◆ Atividade:
Liste os pilares em que se funda a obra de Tereza Costa Rêgo, segundo o trecho sobre a artista.

◆ Trecho citado:
++++++++++

O curador Marcus Lontra costuma dizer que o Brasil tem não apenas o dever, mas o direito de conhecer Tereza Costa Rêgo, para quem a obra “é fundada em três pilares: o feminino como regência, a história como base e o vermelho como caminho”, resume. Se no início vieram as figuras femininas misteriosas, como diz Lontra, “meninas-bonecas inanimadas e sufocadas por uma estrutura social opressiva que agredia a intimidade corajosa e determinada da artista”, com o exílio ao lado do grande amor, Diógenes de Arruda Sampaio, Tereza trava “conhecimento próximo com as ideias marxistas e com o materialismo histórico”, o que lhe dá “instrumentos necessários para a elaboração de uma pintura comprometida com a história e com o seu tempo”, analisa Lontra.
A arte-educadora Ana Mae Barbosa conclama em seu texto a reescrita da história, reconsiderando as artistas mulheres. “Acho que ainda é tímida a reconstrução da história da participação das mulheres na arte dos países ocidentais. Devíamos começar a escrever a história do machismo nas artes”, defende Ana, lembrando que, no ano 2000, quando aconteceu a exposição dos 500 anos de colonização do Brasil, na Bienal de São Paulo, não havia nenhuma artista mulher na arte do século XIX. “Por isso, pesquisando textos sobre Tereza Costa Rêgo, fico tão feliz em ver que depois de um grande tempo tendo sua obra mal divulgada, no século XXI o sistema das artes acordou para sua importância e são muitos os artigos sobre sua pintura na internet”.

++++++++++

◆ Dados de origem:
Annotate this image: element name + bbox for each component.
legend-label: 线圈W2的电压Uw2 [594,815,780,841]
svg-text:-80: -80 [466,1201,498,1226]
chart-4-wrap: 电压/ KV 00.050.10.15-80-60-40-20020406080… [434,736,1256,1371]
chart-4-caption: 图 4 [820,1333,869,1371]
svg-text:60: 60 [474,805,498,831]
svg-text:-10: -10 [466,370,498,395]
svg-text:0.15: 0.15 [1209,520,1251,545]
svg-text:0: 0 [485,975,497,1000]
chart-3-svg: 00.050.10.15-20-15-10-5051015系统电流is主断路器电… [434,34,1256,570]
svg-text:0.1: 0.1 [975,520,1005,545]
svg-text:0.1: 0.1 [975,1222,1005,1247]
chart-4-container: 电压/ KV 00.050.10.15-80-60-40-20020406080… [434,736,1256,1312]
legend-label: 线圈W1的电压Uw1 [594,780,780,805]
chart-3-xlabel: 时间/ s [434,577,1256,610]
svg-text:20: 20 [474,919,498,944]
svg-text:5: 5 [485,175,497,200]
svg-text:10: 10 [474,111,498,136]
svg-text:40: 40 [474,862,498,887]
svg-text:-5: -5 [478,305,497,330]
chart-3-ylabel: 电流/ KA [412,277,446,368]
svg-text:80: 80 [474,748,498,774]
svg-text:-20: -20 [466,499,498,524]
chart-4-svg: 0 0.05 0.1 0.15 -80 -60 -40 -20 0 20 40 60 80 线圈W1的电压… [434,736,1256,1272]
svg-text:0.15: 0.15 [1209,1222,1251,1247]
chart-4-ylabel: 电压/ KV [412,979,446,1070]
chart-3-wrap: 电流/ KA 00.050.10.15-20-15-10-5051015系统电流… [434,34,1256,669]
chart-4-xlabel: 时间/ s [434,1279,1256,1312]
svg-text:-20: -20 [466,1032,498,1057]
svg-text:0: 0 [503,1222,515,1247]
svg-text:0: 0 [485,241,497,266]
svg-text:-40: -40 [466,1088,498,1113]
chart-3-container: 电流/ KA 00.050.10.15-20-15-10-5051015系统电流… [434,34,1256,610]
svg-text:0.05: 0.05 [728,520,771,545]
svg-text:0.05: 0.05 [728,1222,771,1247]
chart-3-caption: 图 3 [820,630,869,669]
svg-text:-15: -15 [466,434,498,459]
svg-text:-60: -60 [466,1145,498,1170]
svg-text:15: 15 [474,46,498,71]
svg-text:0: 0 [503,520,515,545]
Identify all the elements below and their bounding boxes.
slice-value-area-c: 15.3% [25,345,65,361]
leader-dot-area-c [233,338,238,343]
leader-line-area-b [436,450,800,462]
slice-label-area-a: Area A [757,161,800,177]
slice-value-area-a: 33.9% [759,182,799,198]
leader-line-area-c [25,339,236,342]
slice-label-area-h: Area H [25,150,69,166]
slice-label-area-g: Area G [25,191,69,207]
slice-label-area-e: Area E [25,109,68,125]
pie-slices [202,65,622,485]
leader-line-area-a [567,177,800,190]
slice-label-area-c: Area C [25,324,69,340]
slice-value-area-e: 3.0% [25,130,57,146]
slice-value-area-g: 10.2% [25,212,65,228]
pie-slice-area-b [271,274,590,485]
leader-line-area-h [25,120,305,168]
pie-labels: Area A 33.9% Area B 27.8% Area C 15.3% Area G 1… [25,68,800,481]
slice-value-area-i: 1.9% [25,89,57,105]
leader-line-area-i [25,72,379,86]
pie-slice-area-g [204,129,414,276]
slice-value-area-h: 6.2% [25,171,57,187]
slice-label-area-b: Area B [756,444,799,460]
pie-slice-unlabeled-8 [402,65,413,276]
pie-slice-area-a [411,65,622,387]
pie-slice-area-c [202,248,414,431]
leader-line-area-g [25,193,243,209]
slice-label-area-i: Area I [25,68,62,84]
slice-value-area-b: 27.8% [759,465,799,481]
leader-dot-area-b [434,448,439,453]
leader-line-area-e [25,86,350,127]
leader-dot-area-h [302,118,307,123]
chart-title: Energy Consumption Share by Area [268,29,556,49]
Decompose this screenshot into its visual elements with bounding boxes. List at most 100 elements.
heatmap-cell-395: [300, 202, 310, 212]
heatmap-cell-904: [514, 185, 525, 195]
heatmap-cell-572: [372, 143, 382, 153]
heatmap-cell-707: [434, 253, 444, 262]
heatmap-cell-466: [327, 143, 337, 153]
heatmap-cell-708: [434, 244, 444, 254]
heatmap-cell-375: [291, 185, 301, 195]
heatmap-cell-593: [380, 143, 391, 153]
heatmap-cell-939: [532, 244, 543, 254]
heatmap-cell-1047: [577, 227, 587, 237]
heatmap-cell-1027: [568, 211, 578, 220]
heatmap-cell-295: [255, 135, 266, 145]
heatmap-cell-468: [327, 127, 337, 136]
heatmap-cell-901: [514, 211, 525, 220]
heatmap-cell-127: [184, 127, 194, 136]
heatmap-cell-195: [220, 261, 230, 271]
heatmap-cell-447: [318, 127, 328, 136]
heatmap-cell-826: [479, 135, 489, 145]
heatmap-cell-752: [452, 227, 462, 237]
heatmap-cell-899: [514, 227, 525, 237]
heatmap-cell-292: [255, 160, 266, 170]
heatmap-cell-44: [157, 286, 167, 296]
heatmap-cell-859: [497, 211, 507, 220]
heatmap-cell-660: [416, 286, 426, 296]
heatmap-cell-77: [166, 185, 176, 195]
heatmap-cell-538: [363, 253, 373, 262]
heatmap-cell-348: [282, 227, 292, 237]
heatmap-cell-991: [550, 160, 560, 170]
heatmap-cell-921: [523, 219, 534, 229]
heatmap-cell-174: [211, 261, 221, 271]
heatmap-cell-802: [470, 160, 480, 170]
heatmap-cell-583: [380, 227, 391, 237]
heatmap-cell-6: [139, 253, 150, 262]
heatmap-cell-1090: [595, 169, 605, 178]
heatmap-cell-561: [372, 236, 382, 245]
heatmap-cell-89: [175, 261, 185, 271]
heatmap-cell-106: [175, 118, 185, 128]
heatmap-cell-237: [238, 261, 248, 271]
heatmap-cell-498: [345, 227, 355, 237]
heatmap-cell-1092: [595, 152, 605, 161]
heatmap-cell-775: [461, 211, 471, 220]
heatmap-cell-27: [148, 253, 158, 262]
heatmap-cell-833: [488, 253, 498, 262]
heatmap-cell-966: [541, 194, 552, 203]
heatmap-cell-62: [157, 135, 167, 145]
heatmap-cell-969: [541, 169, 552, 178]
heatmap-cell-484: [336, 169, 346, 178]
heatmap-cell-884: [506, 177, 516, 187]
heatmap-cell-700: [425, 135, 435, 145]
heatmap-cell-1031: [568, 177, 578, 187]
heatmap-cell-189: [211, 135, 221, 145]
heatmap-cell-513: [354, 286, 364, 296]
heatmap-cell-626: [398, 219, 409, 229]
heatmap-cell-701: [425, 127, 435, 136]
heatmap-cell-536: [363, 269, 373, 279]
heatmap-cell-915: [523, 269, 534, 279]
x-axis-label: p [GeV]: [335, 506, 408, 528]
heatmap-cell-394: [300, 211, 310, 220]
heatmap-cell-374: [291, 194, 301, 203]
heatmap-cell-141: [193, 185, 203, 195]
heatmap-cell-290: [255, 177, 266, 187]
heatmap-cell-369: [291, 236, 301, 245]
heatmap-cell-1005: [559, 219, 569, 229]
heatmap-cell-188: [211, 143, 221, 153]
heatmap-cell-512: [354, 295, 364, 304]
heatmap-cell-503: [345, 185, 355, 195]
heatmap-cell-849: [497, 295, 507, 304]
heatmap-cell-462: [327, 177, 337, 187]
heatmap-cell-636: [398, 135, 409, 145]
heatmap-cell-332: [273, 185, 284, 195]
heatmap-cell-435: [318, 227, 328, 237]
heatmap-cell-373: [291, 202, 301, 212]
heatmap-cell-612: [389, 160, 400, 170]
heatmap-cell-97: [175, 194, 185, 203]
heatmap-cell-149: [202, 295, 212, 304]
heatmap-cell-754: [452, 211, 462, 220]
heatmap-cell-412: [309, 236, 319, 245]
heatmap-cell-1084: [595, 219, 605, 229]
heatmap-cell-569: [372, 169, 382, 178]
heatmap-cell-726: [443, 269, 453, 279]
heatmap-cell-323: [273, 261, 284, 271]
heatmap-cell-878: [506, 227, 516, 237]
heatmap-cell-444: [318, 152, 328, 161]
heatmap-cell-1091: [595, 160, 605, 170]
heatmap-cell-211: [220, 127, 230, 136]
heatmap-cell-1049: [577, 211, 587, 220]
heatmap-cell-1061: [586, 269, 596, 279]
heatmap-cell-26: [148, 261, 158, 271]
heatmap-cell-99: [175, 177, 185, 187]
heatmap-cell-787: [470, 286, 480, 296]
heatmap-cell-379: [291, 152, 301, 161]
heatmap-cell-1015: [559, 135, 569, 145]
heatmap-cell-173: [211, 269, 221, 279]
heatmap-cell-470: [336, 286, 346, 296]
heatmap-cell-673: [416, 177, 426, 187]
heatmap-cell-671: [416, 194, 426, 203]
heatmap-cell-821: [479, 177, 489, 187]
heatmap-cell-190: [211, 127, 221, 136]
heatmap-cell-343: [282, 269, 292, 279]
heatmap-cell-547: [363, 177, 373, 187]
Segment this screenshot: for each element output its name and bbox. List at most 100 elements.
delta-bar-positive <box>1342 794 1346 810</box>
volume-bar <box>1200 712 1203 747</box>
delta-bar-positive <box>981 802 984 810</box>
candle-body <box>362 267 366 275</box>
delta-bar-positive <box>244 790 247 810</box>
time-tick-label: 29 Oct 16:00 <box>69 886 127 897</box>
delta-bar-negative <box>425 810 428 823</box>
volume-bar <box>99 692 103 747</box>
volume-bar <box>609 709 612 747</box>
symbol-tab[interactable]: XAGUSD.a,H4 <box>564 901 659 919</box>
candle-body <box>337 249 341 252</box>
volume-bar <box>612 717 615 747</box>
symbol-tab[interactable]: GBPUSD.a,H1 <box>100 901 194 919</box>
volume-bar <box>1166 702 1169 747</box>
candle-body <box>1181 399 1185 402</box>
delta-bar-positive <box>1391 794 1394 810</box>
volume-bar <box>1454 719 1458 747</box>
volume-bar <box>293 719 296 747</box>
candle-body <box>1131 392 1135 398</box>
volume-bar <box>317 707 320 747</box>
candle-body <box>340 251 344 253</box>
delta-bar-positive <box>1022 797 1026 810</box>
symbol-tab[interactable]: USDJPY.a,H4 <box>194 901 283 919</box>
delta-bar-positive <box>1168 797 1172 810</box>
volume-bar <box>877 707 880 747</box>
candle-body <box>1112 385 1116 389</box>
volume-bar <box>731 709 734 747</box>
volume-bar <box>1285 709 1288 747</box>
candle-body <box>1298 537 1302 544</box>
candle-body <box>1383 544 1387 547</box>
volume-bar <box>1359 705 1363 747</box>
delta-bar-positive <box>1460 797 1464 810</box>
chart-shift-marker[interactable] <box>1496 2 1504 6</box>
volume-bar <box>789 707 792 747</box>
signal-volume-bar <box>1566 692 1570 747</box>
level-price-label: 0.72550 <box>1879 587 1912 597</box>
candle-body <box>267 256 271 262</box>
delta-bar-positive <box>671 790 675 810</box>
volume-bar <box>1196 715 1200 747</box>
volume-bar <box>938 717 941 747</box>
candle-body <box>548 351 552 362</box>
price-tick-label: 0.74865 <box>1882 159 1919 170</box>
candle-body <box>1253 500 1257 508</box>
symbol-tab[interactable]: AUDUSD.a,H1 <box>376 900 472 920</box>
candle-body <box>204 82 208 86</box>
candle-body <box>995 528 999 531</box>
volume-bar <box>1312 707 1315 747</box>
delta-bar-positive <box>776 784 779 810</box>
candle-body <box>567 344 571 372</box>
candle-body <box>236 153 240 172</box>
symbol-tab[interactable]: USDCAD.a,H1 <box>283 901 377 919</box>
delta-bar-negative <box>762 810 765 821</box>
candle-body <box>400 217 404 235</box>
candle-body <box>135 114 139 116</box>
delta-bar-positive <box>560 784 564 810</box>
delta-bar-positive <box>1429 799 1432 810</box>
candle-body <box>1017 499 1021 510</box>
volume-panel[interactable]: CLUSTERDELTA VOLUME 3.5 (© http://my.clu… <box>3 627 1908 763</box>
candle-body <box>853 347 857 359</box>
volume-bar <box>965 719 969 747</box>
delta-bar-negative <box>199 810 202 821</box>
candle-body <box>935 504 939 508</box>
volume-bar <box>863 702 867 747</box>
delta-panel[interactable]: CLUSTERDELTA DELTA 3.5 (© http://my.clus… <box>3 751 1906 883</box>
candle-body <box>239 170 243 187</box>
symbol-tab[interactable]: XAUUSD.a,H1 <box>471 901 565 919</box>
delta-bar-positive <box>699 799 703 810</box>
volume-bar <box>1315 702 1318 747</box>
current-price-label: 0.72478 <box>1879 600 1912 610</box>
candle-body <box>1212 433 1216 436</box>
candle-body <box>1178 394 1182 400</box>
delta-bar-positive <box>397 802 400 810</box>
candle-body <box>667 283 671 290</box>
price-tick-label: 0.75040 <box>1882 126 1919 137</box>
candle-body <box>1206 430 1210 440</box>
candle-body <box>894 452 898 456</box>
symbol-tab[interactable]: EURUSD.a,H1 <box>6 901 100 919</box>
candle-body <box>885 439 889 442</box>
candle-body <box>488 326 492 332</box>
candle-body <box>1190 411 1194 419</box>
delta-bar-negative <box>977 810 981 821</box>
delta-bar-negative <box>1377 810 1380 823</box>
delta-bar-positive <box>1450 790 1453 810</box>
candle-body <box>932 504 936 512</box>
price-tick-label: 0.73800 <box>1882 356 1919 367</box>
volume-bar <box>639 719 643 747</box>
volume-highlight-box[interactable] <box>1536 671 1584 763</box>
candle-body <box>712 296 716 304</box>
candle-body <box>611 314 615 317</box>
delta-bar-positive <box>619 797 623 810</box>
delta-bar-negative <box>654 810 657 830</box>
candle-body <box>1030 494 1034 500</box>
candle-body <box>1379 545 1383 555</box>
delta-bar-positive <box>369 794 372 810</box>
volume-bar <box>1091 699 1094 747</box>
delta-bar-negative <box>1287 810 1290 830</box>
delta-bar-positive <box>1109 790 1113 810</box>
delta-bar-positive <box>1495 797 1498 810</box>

++++++++++

◆ Resposta:
- o feminino como regência
- a história como base
- o vermelho como caminho